→ **Items listed in a dataset**

# # #

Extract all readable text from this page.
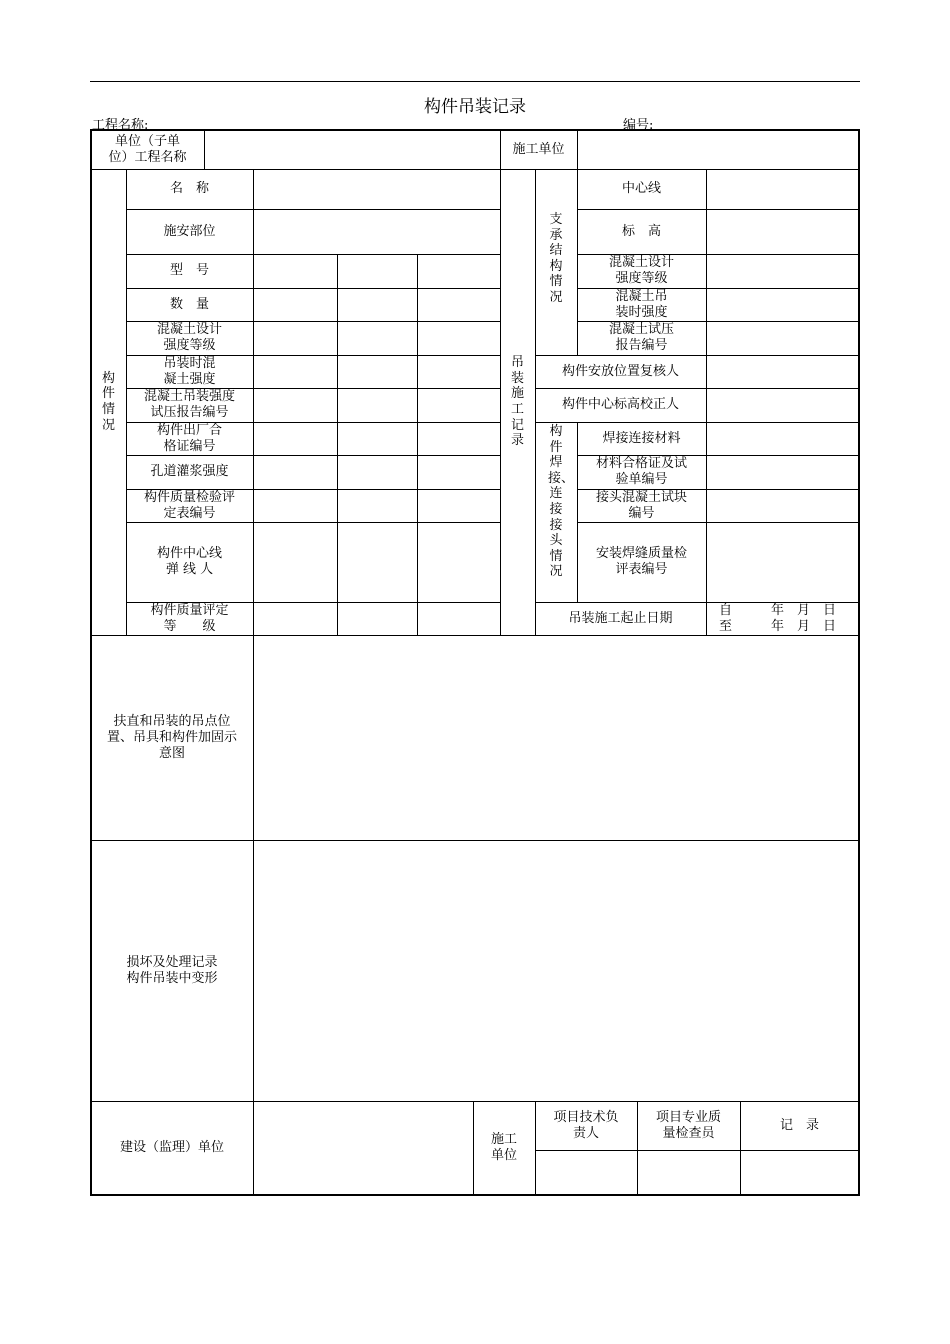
构件吊装记录
工程名称:	编号:
单位（子单
位）工程名称
施工单位
构件情况
名　称
施安部位
型　号
数　量
混凝土设计
强度等级
吊装时混
凝土强度
混凝土吊装强度
试压报告编号
构件出厂合
格证编号
孔道灌浆强度
构件质量检验评
定表编号
构件中心线
弹 线 人
构件质量评定
等　　级
吊装施工记录
支承结构情况
中心线
标　高
混凝土设计
强度等级
混凝土吊
装时强度
混凝土试压
报告编号
构件安放位置复核人
构件中心标高校正人
构件焊接、连接接头情况
焊接连接材料
材料合格证及试
验单编号
接头混凝土试块
编号
安装焊缝质量检
评表编号
吊装施工起止日期	自　　　年　月　日
至　　　年　月　日
扶直和吊装的吊点位
置、吊具和构件加固示
意图
损坏及处理记录
构件吊装中变形
建设（监理）单位
施工
单位
项目技术负
责人
项目专业质
量检查员
记　录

# # #

→ **Task prompt**
Retype the listing exactly. Pictures do not belong in the copy.

→ **Answer to the exercise**
Extract all readable text from this page.
构件吊装记录
工程名称:	编号:
单位（子单
位）工程名称
施工单位
构件情况
名　称
施安部位
型　号
数　量
混凝土设计
强度等级
吊装时混
凝土强度
混凝土吊装强度
试压报告编号
构件出厂合
格证编号
孔道灌浆强度
构件质量检验评
定表编号
构件中心线
弹 线 人
构件质量评定
等　　级
吊装施工记录
支承结构情况
中心线
标　高
混凝土设计
强度等级
混凝土吊
装时强度
混凝土试压
报告编号
构件安放位置复核人
构件中心标高校正人
构件焊接、连接接头情况
焊接连接材料
材料合格证及试
验单编号
接头混凝土试块
编号
安装焊缝质量检
评表编号
吊装施工起止日期	自　　　年　月　日
至　　　年　月　日
扶直和吊装的吊点位
置、吊具和构件加固示
意图
损坏及处理记录
构件吊装中变形
建设（监理）单位
施工
单位
项目技术负
责人
项目专业质
量检查员
记　录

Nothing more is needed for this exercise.